++++ Extracted data

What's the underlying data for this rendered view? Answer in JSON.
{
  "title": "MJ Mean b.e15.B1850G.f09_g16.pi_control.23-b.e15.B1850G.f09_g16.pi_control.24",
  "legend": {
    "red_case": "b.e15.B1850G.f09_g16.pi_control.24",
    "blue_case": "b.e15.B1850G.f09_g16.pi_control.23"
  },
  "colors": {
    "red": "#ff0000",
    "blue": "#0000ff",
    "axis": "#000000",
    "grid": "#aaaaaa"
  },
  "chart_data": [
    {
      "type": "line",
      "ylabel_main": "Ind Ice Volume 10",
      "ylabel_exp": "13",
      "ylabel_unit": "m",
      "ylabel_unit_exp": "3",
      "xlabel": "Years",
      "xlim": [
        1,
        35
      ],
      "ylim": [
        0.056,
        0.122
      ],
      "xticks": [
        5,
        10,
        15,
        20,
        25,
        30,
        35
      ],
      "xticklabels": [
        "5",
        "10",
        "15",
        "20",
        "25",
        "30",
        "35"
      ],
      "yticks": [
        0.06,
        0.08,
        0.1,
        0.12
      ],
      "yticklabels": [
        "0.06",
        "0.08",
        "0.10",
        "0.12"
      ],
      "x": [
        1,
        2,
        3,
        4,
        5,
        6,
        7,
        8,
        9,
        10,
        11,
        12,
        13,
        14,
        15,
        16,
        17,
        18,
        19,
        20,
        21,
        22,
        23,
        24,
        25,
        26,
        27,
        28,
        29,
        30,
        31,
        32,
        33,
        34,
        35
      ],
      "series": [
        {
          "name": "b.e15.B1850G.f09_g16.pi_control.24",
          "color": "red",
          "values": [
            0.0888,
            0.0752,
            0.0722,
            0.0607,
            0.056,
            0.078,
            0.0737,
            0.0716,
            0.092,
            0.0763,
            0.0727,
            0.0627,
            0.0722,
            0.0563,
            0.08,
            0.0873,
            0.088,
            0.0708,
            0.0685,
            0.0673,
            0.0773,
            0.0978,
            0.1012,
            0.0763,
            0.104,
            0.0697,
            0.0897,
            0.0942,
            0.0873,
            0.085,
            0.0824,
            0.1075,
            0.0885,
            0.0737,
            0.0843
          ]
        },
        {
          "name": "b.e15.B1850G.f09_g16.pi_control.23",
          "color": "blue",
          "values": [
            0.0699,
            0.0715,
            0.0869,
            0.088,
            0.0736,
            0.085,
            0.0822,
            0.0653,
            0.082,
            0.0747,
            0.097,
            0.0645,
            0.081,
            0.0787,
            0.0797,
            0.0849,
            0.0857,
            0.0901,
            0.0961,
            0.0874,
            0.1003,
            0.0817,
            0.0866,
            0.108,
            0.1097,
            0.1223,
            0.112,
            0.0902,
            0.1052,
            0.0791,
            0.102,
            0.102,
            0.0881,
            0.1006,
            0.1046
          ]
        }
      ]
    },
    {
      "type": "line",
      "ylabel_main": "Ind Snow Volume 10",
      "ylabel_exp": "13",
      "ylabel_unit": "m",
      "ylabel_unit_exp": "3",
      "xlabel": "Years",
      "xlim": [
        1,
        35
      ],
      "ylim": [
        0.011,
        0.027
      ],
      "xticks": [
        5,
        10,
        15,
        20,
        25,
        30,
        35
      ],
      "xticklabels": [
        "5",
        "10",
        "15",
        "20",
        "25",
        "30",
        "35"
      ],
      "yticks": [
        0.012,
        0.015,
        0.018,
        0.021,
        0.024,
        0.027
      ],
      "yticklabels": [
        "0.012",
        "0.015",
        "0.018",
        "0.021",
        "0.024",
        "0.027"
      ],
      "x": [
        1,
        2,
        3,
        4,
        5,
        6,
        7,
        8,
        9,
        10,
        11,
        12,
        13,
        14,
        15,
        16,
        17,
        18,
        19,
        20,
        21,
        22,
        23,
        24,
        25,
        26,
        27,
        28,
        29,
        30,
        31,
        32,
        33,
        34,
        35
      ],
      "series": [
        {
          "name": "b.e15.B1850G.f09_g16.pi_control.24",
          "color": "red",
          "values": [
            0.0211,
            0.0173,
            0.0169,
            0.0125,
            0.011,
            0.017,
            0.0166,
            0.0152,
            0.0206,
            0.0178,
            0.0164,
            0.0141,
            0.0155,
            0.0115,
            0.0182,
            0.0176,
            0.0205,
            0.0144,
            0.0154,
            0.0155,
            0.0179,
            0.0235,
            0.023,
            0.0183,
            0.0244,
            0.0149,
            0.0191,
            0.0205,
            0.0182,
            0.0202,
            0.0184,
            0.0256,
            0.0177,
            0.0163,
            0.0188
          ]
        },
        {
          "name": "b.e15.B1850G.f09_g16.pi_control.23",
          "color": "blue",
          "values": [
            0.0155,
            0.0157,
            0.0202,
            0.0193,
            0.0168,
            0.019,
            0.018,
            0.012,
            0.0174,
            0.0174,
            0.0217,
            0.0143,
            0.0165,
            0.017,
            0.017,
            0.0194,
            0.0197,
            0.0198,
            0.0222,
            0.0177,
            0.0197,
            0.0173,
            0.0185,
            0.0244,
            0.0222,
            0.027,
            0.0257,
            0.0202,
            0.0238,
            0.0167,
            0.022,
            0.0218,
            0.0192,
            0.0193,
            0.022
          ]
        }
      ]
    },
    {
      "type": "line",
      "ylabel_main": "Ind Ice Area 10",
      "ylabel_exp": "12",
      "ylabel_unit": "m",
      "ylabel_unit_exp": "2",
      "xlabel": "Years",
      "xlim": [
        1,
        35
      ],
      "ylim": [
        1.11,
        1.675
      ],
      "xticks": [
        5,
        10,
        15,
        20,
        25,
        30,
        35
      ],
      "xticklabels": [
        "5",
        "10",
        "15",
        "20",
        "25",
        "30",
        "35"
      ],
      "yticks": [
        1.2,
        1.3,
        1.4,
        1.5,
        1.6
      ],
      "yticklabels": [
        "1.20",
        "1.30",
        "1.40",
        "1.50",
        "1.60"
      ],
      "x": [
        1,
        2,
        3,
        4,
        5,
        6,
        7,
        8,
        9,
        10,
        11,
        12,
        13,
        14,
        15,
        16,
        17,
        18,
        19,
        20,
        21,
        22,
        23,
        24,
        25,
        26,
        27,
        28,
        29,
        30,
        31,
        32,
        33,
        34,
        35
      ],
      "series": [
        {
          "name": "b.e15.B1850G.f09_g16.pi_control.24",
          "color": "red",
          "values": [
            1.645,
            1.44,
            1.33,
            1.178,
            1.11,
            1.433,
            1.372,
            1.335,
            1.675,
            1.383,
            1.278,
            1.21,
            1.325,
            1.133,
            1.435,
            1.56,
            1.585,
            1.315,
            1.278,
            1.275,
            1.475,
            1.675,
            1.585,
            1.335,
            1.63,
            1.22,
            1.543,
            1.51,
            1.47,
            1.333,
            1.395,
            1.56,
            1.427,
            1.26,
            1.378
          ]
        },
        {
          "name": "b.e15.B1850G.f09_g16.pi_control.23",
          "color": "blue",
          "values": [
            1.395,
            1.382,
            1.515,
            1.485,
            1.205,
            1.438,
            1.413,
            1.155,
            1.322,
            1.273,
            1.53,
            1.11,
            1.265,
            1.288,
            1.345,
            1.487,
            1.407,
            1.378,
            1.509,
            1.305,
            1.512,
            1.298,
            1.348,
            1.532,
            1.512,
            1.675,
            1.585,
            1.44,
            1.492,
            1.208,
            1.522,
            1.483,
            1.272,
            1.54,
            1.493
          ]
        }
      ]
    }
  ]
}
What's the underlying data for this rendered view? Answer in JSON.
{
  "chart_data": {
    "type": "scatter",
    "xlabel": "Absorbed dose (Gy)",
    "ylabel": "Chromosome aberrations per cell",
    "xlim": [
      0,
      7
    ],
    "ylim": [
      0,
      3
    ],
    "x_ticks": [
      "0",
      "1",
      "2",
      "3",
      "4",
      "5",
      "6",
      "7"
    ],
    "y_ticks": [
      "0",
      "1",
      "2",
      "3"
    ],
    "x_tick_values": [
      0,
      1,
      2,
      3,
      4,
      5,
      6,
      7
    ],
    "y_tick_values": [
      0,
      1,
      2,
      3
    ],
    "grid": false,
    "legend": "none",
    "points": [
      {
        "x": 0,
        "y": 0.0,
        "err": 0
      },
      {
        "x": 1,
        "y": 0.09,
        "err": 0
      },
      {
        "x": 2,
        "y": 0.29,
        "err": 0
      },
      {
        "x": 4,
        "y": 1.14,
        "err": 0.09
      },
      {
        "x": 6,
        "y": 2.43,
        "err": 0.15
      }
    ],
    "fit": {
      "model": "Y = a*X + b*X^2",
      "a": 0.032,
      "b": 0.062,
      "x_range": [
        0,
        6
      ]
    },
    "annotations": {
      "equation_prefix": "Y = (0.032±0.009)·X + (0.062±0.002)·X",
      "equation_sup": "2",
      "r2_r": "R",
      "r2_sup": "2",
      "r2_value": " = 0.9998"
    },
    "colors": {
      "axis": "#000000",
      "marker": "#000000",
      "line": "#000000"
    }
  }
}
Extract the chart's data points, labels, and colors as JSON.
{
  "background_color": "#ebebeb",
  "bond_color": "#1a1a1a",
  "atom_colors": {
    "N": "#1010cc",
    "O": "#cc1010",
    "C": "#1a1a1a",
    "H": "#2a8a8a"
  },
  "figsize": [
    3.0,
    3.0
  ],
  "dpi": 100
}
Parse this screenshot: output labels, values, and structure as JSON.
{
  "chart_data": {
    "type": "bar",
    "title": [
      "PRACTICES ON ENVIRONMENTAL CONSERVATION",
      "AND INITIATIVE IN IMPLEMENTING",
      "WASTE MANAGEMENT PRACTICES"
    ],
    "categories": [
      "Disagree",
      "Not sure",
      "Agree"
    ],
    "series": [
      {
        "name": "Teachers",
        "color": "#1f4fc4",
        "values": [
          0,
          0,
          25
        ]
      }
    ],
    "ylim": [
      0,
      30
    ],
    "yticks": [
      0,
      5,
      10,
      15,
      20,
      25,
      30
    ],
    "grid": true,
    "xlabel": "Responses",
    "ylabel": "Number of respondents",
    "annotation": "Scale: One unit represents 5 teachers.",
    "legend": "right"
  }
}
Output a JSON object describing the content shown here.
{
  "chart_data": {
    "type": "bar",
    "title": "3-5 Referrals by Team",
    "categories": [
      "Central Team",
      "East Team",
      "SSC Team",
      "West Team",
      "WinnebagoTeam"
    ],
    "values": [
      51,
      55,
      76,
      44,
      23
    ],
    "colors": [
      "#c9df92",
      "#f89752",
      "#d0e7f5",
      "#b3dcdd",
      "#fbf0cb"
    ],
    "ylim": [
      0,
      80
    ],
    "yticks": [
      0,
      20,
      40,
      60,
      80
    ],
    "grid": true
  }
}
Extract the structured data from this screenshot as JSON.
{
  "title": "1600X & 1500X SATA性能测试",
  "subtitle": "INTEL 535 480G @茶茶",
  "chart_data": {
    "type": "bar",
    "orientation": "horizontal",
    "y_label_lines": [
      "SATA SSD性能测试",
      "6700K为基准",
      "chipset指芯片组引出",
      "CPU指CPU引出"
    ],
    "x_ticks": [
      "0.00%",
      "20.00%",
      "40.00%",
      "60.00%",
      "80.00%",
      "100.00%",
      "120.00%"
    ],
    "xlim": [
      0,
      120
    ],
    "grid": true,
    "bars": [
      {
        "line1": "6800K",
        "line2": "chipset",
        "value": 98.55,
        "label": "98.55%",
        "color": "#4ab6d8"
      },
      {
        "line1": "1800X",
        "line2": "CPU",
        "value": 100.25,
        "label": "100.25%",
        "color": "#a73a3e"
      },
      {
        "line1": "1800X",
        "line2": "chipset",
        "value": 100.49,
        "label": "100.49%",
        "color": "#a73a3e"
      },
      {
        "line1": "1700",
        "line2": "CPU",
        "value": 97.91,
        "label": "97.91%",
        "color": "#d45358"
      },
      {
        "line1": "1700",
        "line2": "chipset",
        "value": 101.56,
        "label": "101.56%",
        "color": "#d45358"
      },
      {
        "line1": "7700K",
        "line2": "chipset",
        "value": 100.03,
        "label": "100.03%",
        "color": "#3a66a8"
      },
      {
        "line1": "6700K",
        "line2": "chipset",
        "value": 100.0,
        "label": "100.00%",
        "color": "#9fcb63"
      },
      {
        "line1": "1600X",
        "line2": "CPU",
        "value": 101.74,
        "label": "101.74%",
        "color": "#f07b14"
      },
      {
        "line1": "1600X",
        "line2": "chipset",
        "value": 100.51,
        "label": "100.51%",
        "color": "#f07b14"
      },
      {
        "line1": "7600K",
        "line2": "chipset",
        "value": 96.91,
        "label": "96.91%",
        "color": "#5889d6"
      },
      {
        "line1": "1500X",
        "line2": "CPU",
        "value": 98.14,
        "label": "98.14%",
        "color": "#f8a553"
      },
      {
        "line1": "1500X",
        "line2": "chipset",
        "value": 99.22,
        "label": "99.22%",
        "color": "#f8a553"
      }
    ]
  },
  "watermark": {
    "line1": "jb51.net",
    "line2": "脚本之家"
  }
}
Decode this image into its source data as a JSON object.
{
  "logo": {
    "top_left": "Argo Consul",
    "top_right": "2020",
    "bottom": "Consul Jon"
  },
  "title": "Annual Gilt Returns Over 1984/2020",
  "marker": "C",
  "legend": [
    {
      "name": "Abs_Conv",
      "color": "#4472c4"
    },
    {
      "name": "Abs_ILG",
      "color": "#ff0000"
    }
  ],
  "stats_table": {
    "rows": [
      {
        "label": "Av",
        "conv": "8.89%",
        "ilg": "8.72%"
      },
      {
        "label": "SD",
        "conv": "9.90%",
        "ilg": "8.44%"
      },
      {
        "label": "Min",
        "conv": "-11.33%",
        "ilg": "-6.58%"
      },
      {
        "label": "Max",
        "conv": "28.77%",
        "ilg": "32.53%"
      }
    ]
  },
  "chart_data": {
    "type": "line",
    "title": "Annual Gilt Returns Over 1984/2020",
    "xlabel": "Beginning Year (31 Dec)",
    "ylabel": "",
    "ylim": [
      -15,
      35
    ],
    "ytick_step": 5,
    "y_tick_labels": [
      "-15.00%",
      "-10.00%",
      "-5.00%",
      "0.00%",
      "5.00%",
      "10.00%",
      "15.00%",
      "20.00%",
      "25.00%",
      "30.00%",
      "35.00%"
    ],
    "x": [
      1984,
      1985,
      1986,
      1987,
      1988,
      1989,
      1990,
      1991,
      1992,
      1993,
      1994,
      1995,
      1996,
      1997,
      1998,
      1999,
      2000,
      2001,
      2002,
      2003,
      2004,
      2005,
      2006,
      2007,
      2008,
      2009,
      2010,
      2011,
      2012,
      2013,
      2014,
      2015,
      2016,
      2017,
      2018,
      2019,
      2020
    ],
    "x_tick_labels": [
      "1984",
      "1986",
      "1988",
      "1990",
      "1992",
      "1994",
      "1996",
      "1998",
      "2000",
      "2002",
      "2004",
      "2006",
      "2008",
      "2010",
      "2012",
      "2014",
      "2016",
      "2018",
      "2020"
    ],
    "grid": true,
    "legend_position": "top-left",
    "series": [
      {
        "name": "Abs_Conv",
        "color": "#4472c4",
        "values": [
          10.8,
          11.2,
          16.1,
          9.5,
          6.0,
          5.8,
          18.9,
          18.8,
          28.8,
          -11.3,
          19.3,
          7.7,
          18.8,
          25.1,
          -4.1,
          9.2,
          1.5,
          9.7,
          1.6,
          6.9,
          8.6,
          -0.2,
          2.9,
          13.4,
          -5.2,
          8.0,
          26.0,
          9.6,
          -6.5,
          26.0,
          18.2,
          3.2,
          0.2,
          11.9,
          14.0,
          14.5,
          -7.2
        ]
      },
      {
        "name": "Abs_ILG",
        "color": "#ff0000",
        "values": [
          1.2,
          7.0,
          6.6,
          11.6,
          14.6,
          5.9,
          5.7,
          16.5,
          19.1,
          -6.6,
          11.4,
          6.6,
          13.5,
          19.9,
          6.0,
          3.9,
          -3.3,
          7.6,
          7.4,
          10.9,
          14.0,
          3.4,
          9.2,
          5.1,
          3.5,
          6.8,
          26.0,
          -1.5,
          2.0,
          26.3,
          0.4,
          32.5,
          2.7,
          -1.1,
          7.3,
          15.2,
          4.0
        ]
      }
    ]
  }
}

++++++++

Which lines include the word "PRACTICES"? Copy every one of them.

• [Finished answer]:
      "PRACTICES ON ENVIRONMENTAL CONSERVATION",
      "WASTE MANAGEMENT PRACTICES"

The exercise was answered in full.